### Given exercise
Transcribe each line exactly.

□ □ □ □

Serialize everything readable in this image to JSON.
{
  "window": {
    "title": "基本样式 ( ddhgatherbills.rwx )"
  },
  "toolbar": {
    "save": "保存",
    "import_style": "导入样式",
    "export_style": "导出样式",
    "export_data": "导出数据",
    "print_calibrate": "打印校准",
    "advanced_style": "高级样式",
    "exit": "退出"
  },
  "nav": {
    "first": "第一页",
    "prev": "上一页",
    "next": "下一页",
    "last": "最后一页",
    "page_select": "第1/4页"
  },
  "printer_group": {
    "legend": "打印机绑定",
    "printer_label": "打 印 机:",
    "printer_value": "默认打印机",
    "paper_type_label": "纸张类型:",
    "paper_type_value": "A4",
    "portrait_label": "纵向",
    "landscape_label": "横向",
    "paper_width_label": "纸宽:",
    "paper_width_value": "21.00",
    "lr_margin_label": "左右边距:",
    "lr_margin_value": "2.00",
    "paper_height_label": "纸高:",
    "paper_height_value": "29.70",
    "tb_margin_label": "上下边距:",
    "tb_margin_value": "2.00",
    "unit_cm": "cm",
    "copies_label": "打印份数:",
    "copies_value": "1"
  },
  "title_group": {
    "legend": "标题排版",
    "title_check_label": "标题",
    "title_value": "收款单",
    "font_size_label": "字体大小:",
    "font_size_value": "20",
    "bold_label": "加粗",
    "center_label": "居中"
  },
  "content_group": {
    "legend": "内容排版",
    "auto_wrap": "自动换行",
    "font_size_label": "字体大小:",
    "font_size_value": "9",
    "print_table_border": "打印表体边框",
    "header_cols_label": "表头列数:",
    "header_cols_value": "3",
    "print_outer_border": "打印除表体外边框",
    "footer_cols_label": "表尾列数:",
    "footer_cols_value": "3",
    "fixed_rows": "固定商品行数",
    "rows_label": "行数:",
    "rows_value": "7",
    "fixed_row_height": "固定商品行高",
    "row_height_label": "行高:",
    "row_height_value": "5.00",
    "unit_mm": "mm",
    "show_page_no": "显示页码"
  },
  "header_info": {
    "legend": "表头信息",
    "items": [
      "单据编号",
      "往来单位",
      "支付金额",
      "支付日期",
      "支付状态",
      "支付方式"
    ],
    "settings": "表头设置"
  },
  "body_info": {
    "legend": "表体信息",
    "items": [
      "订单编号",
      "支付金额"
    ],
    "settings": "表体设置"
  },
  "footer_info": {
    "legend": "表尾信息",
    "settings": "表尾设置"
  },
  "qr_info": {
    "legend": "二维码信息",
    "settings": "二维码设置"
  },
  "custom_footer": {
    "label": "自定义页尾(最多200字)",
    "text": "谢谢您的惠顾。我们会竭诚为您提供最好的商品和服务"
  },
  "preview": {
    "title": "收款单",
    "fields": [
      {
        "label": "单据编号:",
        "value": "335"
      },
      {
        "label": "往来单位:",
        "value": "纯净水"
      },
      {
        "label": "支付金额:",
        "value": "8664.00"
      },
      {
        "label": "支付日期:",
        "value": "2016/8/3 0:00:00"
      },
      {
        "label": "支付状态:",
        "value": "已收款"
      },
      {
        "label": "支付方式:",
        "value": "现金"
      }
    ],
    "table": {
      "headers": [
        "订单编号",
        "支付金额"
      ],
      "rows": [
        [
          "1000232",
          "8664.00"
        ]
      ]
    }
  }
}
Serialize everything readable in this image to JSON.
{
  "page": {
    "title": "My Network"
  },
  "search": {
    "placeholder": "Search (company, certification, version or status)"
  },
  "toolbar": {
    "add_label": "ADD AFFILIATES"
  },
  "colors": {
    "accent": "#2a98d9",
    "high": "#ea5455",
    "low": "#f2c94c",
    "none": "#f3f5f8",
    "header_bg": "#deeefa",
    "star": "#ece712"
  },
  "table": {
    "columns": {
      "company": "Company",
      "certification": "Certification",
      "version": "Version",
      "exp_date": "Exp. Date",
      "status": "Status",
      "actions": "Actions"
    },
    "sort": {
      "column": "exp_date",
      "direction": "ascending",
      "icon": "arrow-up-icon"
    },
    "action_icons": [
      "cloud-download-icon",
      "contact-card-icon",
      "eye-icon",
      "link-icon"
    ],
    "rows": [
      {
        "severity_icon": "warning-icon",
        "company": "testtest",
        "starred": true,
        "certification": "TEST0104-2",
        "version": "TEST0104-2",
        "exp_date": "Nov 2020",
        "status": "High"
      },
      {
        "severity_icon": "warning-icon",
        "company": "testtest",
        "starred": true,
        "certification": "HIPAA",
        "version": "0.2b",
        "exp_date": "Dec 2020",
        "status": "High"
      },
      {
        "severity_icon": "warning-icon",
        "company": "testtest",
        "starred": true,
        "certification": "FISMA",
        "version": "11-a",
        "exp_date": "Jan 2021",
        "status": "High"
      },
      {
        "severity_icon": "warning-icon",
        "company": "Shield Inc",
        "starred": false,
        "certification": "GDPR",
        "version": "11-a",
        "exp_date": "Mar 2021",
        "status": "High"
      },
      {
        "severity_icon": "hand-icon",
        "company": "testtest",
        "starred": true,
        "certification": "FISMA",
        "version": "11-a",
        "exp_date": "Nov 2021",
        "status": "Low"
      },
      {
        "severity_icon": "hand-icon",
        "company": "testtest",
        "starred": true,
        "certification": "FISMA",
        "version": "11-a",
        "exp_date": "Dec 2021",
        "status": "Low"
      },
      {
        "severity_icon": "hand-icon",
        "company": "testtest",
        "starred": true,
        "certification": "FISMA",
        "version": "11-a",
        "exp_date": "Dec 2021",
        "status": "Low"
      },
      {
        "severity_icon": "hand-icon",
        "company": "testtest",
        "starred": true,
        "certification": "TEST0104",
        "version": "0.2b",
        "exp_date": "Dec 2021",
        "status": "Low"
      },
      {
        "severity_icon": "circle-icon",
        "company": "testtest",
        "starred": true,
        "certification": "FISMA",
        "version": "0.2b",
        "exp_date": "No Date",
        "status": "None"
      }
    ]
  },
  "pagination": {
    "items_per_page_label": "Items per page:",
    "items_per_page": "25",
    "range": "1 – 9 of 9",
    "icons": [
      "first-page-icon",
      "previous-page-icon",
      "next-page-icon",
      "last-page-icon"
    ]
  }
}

□ □ □ □

### In response
Serialize everything readable in this image to JSON.
{
  "window": {
    "title": "基本样式 ( ddhgatherbills.rwx )"
  },
  "toolbar": {
    "save": "保存",
    "import_style": "导入样式",
    "export_style": "导出样式",
    "export_data": "导出数据",
    "print_calibrate": "打印校准",
    "advanced_style": "高级样式",
    "exit": "退出"
  },
  "nav": {
    "first": "第一页",
    "prev": "上一页",
    "next": "下一页",
    "last": "最后一页",
    "page_select": "第1/4页"
  },
  "printer_group": {
    "legend": "打印机绑定",
    "printer_label": "打 印 机:",
    "printer_value": "默认打印机",
    "paper_type_label": "纸张类型:",
    "paper_type_value": "A4",
    "portrait_label": "纵向",
    "landscape_label": "横向",
    "paper_width_label": "纸宽:",
    "paper_width_value": "21.00",
    "lr_margin_label": "左右边距:",
    "lr_margin_value": "2.00",
    "paper_height_label": "纸高:",
    "paper_height_value": "29.70",
    "tb_margin_label": "上下边距:",
    "tb_margin_value": "2.00",
    "unit_cm": "cm",
    "copies_label": "打印份数:",
    "copies_value": "1"
  },
  "title_group": {
    "legend": "标题排版",
    "title_check_label": "标题",
    "title_value": "收款单",
    "font_size_label": "字体大小:",
    "font_size_value": "20",
    "bold_label": "加粗",
    "center_label": "居中"
  },
  "content_group": {
    "legend": "内容排版",
    "auto_wrap": "自动换行",
    "font_size_label": "字体大小:",
    "font_size_value": "9",
    "print_table_border": "打印表体边框",
    "header_cols_label": "表头列数:",
    "header_cols_value": "3",
    "print_outer_border": "打印除表体外边框",
    "footer_cols_label": "表尾列数:",
    "footer_cols_value": "3",
    "fixed_rows": "固定商品行数",
    "rows_label": "行数:",
    "rows_value": "7",
    "fixed_row_height": "固定商品行高",
    "row_height_label": "行高:",
    "row_height_value": "5.00",
    "unit_mm": "mm",
    "show_page_no": "显示页码"
  },
  "header_info": {
    "legend": "表头信息",
    "items": [
      "单据编号",
      "往来单位",
      "支付金额",
      "支付日期",
      "支付状态",
      "支付方式"
    ],
    "settings": "表头设置"
  },
  "body_info": {
    "legend": "表体信息",
    "items": [
      "订单编号",
      "支付金额"
    ],
    "settings": "表体设置"
  },
  "footer_info": {
    "legend": "表尾信息",
    "settings": "表尾设置"
  },
  "qr_info": {
    "legend": "二维码信息",
    "settings": "二维码设置"
  },
  "custom_footer": {
    "label": "自定义页尾(最多200字)",
    "text": "谢谢您的惠顾。我们会竭诚为您提供最好的商品和服务"
  },
  "preview": {
    "title": "收款单",
    "fields": [
      {
        "label": "单据编号:",
        "value": "335"
      },
      {
        "label": "往来单位:",
        "value": "纯净水"
      },
      {
        "label": "支付金额:",
        "value": "8664.00"
      },
      {
        "label": "支付日期:",
        "value": "2016/8/3 0:00:00"
      },
      {
        "label": "支付状态:",
        "value": "已收款"
      },
      {
        "label": "支付方式:",
        "value": "现金"
      }
    ],
    "table": {
      "headers": [
        "订单编号",
        "支付金额"
      ],
      "rows": [
        [
          "1000232",
          "8664.00"
        ]
      ]
    }
  }
}
Serialize everything readable in this image to JSON.
{
  "page": {
    "title": "My Network"
  },
  "search": {
    "placeholder": "Search (company, certification, version or status)"
  },
  "toolbar": {
    "add_label": "ADD AFFILIATES"
  },
  "colors": {
    "accent": "#2a98d9",
    "high": "#ea5455",
    "low": "#f2c94c",
    "none": "#f3f5f8",
    "header_bg": "#deeefa",
    "star": "#ece712"
  },
  "table": {
    "columns": {
      "company": "Company",
      "certification": "Certification",
      "version": "Version",
      "exp_date": "Exp. Date",
      "status": "Status",
      "actions": "Actions"
    },
    "sort": {
      "column": "exp_date",
      "direction": "ascending",
      "icon": "arrow-up-icon"
    },
    "action_icons": [
      "cloud-download-icon",
      "contact-card-icon",
      "eye-icon",
      "link-icon"
    ],
    "rows": [
      {
        "severity_icon": "warning-icon",
        "company": "testtest",
        "starred": true,
        "certification": "TEST0104-2",
        "version": "TEST0104-2",
        "exp_date": "Nov 2020",
        "status": "High"
      },
      {
        "severity_icon": "warning-icon",
        "company": "testtest",
        "starred": true,
        "certification": "HIPAA",
        "version": "0.2b",
        "exp_date": "Dec 2020",
        "status": "High"
      },
      {
        "severity_icon": "warning-icon",
        "company": "testtest",
        "starred": true,
        "certification": "FISMA",
        "version": "11-a",
        "exp_date": "Jan 2021",
        "status": "High"
      },
      {
        "severity_icon": "warning-icon",
        "company": "Shield Inc",
        "starred": false,
        "certification": "GDPR",
        "version": "11-a",
        "exp_date": "Mar 2021",
        "status": "High"
      },
      {
        "severity_icon": "hand-icon",
        "company": "testtest",
        "starred": true,
        "certification": "FISMA",
        "version": "11-a",
        "exp_date": "Nov 2021",
        "status": "Low"
      },
      {
        "severity_icon": "hand-icon",
        "company": "testtest",
        "starred": true,
        "certification": "FISMA",
        "version": "11-a",
        "exp_date": "Dec 2021",
        "status": "Low"
      },
      {
        "severity_icon": "hand-icon",
        "company": "testtest",
        "starred": true,
        "certification": "FISMA",
        "version": "11-a",
        "exp_date": "Dec 2021",
        "status": "Low"
      },
      {
        "severity_icon": "hand-icon",
        "company": "testtest",
        "starred": true,
        "certification": "TEST0104",
        "version": "0.2b",
        "exp_date": "Dec 2021",
        "status": "Low"
      },
      {
        "severity_icon": "circle-icon",
        "company": "testtest",
        "starred": true,
        "certification": "FISMA",
        "version": "0.2b",
        "exp_date": "No Date",
        "status": "None"
      }
    ]
  },
  "pagination": {
    "items_per_page_label": "Items per page:",
    "items_per_page": "25",
    "range": "1 – 9 of 9",
    "icons": [
      "first-page-icon",
      "previous-page-icon",
      "next-page-icon",
      "last-page-icon"
    ]
  }
}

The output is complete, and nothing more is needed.